INFORMATION SUPPLIED:
━━━━━━━━━━━━━━━━━━━━━━━━━━━━━━

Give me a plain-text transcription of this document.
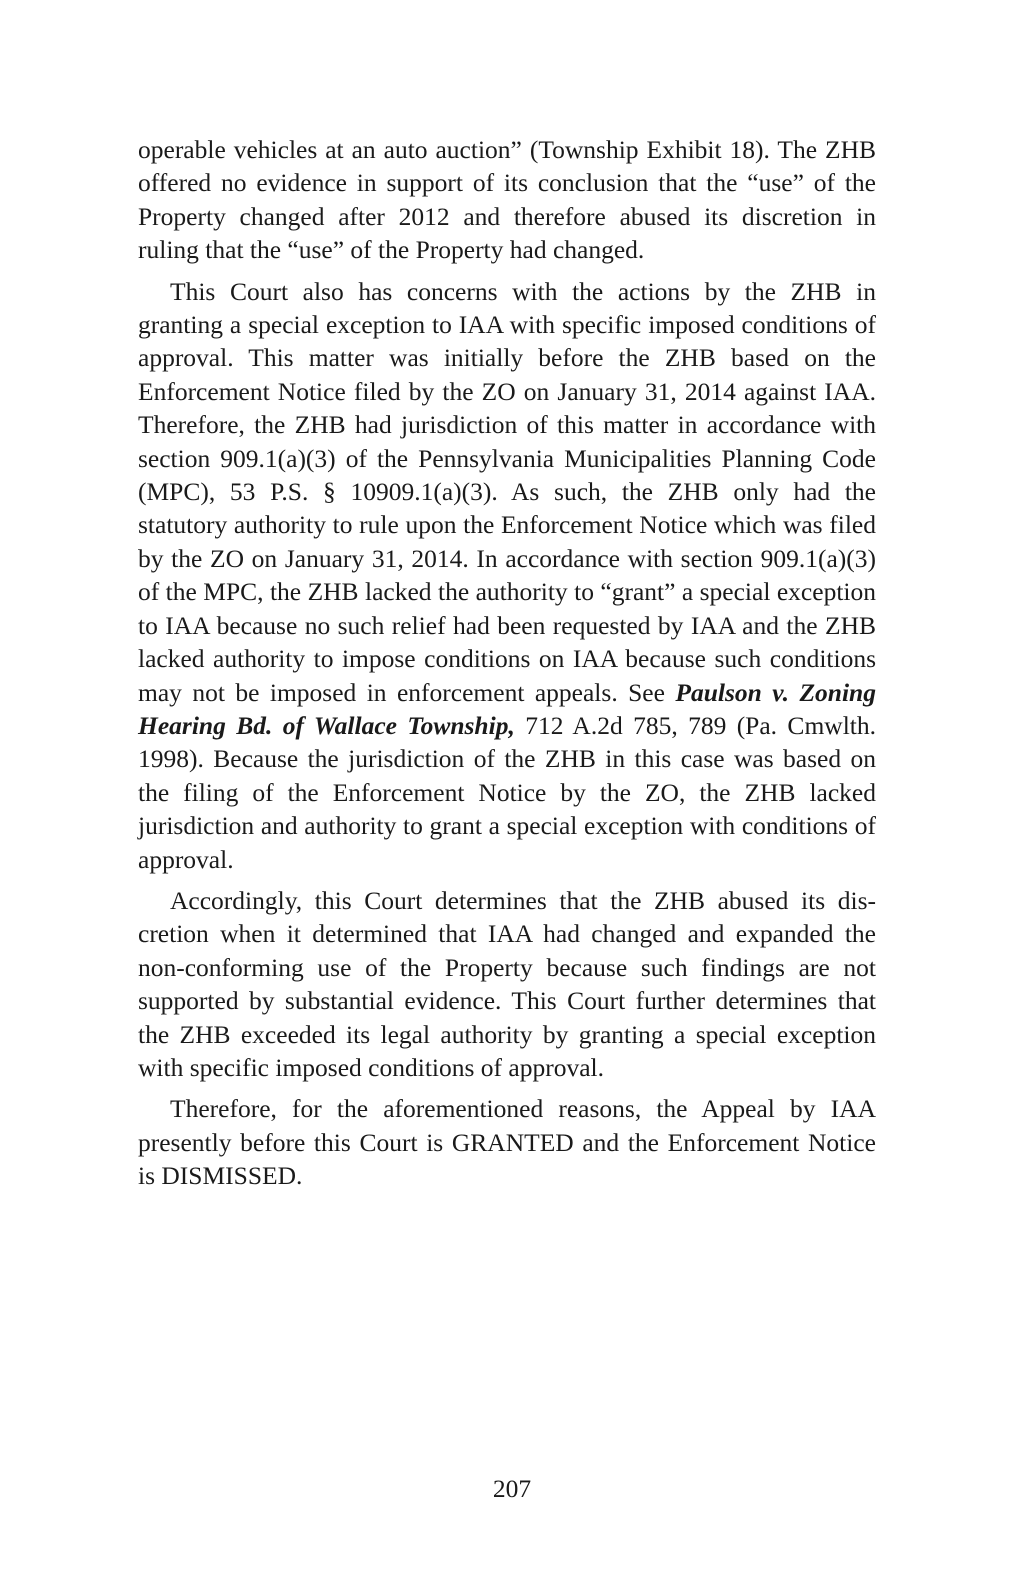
operable vehicles at an auto auction” (Township Exhibit 18). The ZHB offered no evidence in support of its conclusion that the “use” of the Property changed after 2012 and therefore abused its discretion in ruling that the “use” of the Property had changed.

This Court also has concerns with the actions by the ZHB in granting a special exception to IAA with specific imposed conditions of approval. This matter was initially before the ZHB based on the Enforcement Notice filed by the ZO on January 31, 2014 against IAA. Therefore, the ZHB had jurisdiction of this matter in accordance with section 909.1(a)(3) of the Pennsylvania Municipalities Planning Code (MPC), 53 P.S. § 10909.1(a)(3). As such, the ZHB only had the statutory authority to rule upon the Enforcement Notice which was filed by the ZO on January 31, 2014. In accordance with section 909.1(a)(3) of the MPC, the ZHB lacked the authority to “grant” a special exception to IAA because no such relief had been requested by IAA and the ZHB lacked authority to impose conditions on IAA because such conditions may not be imposed in enforcement appeals. See Paulson v. Zoning Hearing Bd. of Wallace Township, 712 A.2d 785, 789 (Pa. Cmwlth. 1998). Because the jurisdiction of the ZHB in this case was based on the filing of the Enforcement Notice by the ZO, the ZHB lacked jurisdiction and authority to grant a special exception with conditions of approval.

Accordingly, this Court determines that the ZHB abused its discretion when it determined that IAA had changed and expanded the non-conforming use of the Property because such findings are not supported by substantial evidence. This Court further determines that the ZHB exceeded its legal authority by granting a special exception with specific imposed conditions of approval.

Therefore, for the aforementioned reasons, the Appeal by IAA presently before this Court is GRANTED and the Enforcement Notice is DISMISSED.

207
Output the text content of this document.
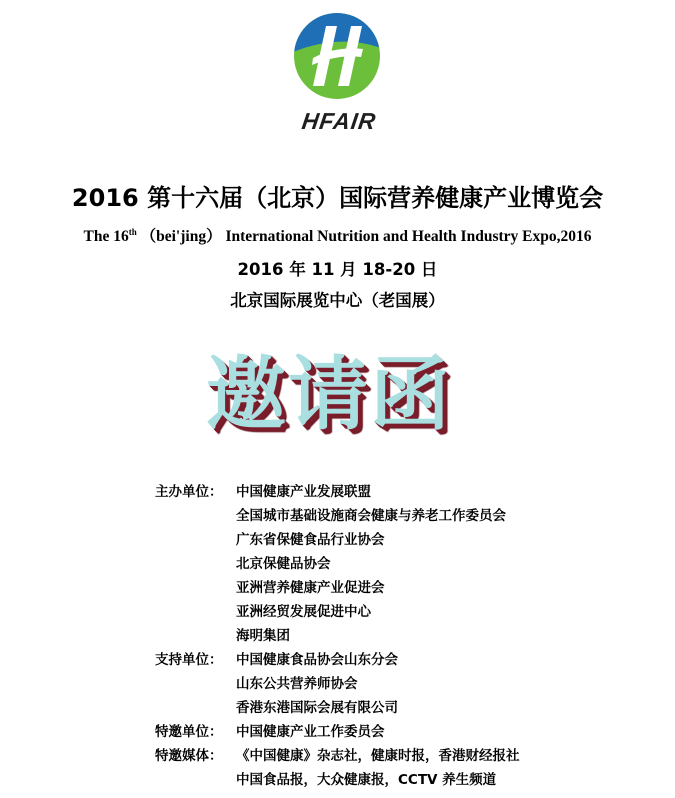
HFAIR
2016 第十六届（北京）国际营养健康产业博览会
The 16th （bei'jing） International Nutrition and Health Industry Expo,2016
2016 年 11 月 18-20 日
北京国际展览中心（老国展）
邀请函
主办单位：	中国健康产业发展联盟
全国城市基础设施商会健康与养老工作委员会
广东省保健食品行业协会
北京保健品协会
亚洲营养健康产业促进会
亚洲经贸发展促进中心
海明集团
支持单位：	中国健康食品协会山东分会
山东公共营养师协会
香港东港国际会展有限公司
特邀单位：	中国健康产业工作委员会
特邀媒体：	《中国健康》杂志社，健康时报，香港财经报社
中国食品报，大众健康报，CCTV 养生频道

━━━━━━━━━━━━━━━━━━━━━━━━━━━━━━

Work out how many lines above have the string "that" in them, and give only the number.

2